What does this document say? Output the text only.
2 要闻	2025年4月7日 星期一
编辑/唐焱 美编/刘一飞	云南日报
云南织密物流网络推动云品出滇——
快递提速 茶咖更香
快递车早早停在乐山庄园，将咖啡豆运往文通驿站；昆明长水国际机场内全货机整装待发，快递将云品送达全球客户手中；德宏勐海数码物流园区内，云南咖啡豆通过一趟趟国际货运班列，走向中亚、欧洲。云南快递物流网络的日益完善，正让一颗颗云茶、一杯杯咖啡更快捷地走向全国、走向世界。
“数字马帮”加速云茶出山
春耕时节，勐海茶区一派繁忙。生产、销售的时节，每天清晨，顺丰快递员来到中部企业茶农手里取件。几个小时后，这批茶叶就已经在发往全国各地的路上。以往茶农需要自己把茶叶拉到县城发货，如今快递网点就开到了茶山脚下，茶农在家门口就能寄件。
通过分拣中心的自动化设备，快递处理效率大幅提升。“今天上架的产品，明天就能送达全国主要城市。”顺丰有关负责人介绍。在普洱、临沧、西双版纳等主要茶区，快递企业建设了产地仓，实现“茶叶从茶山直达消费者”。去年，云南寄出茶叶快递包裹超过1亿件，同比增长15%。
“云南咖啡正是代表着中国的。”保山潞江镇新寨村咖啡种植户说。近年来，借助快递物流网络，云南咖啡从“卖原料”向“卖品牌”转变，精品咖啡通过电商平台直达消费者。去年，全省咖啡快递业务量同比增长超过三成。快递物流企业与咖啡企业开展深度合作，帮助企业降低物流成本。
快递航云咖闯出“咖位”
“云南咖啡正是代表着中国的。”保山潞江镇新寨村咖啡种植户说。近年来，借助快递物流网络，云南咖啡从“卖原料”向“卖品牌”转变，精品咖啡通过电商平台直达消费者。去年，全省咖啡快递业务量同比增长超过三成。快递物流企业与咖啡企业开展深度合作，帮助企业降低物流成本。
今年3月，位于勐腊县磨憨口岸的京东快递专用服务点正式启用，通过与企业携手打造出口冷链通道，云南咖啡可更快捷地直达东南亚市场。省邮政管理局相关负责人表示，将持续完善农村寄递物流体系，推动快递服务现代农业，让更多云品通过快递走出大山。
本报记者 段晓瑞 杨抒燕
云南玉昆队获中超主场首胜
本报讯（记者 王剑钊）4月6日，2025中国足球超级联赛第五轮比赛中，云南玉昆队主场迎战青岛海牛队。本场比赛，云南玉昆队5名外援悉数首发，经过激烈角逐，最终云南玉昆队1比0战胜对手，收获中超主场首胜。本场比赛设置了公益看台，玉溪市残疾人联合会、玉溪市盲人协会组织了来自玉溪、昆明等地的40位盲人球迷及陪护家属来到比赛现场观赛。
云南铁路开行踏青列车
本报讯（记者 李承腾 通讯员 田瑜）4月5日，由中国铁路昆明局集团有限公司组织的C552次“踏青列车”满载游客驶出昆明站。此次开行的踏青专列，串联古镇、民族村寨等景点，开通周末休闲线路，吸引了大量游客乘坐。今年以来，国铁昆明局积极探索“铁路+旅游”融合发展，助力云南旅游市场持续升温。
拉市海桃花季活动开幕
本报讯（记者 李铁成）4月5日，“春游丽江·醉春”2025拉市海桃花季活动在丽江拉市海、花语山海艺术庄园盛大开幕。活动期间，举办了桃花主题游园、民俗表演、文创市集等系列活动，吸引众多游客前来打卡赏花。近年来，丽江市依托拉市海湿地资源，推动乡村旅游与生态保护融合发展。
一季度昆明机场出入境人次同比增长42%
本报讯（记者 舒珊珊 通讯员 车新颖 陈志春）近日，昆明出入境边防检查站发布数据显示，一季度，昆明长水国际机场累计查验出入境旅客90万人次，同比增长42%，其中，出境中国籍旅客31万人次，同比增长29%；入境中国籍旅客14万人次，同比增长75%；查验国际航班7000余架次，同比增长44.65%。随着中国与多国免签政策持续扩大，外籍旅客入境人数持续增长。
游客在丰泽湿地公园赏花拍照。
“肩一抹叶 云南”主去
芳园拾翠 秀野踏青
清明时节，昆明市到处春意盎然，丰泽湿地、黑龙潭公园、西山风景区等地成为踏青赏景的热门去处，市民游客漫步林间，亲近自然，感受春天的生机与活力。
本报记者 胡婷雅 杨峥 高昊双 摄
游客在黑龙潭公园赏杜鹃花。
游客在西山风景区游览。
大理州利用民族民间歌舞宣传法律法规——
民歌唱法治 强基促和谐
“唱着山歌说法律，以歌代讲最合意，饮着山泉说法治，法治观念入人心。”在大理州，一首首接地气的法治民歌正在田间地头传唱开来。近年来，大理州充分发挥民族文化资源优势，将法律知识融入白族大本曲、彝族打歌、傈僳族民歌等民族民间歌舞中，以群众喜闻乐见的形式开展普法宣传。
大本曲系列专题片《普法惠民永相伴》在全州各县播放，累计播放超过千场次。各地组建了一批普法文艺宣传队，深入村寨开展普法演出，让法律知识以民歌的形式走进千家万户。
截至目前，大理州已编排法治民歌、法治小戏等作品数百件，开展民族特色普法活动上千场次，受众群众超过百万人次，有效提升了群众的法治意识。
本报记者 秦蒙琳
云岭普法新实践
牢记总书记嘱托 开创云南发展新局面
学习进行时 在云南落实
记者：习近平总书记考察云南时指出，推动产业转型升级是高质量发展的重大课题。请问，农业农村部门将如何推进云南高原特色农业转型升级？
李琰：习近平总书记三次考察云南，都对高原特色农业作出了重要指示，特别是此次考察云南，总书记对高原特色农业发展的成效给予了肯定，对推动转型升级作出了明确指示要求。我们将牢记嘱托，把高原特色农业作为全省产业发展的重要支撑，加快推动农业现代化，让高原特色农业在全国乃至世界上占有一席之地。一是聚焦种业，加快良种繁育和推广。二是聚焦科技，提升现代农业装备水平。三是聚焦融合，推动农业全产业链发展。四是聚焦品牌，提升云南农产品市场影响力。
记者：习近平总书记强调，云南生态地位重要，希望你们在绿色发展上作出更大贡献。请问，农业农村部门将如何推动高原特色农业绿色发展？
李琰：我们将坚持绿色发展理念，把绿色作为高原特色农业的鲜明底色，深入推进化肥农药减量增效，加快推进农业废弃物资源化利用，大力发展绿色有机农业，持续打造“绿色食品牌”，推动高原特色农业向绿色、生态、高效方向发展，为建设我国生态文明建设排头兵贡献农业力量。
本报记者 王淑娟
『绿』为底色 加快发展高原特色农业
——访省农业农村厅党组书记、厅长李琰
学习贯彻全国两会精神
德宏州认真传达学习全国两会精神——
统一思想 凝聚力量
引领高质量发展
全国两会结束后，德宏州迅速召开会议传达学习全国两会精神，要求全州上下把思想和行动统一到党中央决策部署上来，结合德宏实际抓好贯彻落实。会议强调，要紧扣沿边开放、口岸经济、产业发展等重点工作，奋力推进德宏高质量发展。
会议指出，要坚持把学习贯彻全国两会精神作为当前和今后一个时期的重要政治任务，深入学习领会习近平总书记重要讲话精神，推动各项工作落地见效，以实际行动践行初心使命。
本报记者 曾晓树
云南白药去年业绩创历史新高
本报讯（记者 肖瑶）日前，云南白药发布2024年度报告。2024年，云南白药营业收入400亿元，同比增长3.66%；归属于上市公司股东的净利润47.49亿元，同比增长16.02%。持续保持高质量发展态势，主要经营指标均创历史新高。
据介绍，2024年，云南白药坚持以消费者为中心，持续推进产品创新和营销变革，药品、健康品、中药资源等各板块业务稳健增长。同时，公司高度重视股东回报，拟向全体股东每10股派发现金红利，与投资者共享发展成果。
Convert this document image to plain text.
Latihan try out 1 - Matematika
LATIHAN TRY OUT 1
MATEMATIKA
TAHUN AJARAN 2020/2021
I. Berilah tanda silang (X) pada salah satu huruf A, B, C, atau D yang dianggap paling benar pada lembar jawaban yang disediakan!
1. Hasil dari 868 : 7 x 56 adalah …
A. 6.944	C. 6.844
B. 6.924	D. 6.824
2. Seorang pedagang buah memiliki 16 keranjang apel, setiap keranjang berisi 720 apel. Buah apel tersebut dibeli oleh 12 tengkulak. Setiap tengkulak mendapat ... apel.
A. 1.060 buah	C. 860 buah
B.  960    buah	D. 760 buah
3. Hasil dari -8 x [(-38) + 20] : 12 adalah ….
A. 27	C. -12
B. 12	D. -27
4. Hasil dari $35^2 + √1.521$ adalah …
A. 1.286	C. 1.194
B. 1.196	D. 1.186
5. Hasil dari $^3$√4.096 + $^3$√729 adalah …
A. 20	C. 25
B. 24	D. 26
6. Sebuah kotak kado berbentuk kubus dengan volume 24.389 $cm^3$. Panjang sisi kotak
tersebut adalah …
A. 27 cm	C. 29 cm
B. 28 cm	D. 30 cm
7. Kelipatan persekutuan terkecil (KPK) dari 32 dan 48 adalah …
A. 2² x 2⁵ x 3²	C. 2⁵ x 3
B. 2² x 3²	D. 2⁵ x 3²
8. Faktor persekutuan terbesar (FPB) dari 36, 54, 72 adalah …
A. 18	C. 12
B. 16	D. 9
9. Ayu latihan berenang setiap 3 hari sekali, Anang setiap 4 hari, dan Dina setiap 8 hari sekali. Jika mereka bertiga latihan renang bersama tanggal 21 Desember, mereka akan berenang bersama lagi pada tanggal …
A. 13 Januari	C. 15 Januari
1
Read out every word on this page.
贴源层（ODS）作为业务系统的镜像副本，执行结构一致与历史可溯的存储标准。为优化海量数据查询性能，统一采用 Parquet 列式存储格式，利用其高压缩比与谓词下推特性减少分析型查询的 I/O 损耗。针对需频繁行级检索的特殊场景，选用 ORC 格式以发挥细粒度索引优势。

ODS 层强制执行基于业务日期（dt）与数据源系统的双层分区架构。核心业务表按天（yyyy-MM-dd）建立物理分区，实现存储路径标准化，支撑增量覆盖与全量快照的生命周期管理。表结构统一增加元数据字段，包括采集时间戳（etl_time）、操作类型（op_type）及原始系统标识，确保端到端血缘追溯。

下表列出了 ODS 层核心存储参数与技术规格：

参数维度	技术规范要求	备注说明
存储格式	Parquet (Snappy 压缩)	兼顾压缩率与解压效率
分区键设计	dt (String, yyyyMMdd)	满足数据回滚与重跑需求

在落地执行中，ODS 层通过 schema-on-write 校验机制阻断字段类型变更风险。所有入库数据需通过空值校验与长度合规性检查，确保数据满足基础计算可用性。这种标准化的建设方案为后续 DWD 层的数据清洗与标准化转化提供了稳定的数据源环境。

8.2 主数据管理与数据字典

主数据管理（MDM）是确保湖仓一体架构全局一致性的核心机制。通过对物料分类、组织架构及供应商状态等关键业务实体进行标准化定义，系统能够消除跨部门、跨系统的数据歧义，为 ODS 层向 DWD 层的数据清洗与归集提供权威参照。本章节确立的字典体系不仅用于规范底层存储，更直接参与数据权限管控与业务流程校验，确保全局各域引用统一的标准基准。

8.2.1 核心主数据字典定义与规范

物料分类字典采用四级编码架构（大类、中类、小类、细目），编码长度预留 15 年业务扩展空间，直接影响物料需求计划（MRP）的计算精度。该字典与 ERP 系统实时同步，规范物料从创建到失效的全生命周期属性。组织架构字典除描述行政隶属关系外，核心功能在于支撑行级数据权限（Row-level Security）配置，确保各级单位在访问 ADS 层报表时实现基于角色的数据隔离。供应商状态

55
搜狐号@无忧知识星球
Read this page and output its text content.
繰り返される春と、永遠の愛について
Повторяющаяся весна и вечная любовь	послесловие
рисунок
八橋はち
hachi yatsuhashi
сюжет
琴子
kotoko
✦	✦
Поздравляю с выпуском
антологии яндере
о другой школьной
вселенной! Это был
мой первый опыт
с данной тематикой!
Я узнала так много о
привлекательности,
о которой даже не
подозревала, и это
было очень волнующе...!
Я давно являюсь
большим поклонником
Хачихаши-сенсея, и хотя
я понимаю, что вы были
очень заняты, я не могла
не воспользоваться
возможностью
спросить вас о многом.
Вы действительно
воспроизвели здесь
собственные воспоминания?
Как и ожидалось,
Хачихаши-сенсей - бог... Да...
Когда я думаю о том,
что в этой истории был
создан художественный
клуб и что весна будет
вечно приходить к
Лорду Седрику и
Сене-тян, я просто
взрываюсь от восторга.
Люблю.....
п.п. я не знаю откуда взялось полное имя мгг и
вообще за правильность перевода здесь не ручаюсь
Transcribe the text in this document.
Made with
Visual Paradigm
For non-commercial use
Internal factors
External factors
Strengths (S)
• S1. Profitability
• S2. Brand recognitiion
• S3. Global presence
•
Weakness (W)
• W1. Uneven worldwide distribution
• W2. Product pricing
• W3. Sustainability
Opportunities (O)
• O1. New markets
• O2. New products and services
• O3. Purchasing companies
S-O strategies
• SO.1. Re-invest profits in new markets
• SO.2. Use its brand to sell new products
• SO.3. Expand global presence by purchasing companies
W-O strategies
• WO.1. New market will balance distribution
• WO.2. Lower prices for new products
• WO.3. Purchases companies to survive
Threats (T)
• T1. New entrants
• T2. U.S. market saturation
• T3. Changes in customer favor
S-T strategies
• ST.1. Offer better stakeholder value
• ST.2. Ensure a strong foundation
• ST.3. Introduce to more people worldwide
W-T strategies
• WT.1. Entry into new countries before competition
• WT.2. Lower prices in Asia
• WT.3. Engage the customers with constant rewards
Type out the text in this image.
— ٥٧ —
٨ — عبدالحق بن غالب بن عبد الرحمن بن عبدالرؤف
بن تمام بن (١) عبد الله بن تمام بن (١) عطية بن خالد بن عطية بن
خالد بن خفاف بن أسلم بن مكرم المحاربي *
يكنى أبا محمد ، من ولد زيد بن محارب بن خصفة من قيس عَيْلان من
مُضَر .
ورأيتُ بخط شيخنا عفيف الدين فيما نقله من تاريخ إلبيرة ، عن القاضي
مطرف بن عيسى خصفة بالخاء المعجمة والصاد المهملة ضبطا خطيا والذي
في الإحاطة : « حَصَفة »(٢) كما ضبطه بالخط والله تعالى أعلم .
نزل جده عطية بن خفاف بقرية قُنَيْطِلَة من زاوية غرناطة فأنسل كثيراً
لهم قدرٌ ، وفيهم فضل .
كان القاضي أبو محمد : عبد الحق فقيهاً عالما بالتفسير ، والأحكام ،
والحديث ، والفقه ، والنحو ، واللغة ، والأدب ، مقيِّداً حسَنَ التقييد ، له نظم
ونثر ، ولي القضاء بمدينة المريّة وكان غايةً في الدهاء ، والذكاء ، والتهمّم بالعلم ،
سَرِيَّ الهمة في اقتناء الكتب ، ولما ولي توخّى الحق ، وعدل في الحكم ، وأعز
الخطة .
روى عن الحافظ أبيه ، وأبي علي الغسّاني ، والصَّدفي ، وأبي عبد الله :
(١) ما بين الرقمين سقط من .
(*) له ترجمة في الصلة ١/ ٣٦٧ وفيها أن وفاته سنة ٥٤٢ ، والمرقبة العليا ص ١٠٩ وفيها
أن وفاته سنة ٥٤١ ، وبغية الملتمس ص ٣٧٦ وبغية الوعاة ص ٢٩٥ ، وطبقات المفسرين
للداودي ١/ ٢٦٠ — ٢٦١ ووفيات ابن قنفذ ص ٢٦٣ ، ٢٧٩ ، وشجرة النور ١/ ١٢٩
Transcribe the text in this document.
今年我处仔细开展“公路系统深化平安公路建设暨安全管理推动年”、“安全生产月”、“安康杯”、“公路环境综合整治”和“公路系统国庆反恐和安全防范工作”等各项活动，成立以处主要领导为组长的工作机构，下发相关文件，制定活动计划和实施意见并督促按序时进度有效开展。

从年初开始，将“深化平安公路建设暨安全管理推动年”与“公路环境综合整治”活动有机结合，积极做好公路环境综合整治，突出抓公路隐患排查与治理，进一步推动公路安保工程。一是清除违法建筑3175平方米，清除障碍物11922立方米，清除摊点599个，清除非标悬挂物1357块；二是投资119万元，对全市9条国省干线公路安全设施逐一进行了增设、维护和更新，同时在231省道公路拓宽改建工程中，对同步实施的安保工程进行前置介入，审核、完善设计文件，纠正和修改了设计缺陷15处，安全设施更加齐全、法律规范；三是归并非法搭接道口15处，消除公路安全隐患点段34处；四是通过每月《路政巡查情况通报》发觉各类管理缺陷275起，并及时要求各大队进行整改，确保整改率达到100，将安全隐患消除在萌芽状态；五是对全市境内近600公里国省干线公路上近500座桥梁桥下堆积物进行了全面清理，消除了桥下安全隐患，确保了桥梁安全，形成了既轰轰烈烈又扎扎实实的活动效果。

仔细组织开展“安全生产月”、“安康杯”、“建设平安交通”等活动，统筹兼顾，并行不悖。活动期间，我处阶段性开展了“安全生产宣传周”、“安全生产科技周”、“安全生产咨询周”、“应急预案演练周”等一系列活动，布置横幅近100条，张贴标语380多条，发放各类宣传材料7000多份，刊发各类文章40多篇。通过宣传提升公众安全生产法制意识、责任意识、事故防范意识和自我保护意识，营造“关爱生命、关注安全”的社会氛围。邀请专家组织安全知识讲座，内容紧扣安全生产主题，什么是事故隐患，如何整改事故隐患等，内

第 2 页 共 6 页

- - -

■ **Task prompt**
Return each line that includes "وفاته".

■ **Result for this task**
(*) له ترجمة في الصلة ١/ ٣٦٧ وفيها أن وفاته سنة ٥٤٢ ، والمرقبة العليا ص ١٠٩ وفيها
أن وفاته سنة ٥٤١ ، وبغية الملتمس ص ٣٧٦ وبغية الوعاة ص ٢٩٥ ، وطبقات المفسرين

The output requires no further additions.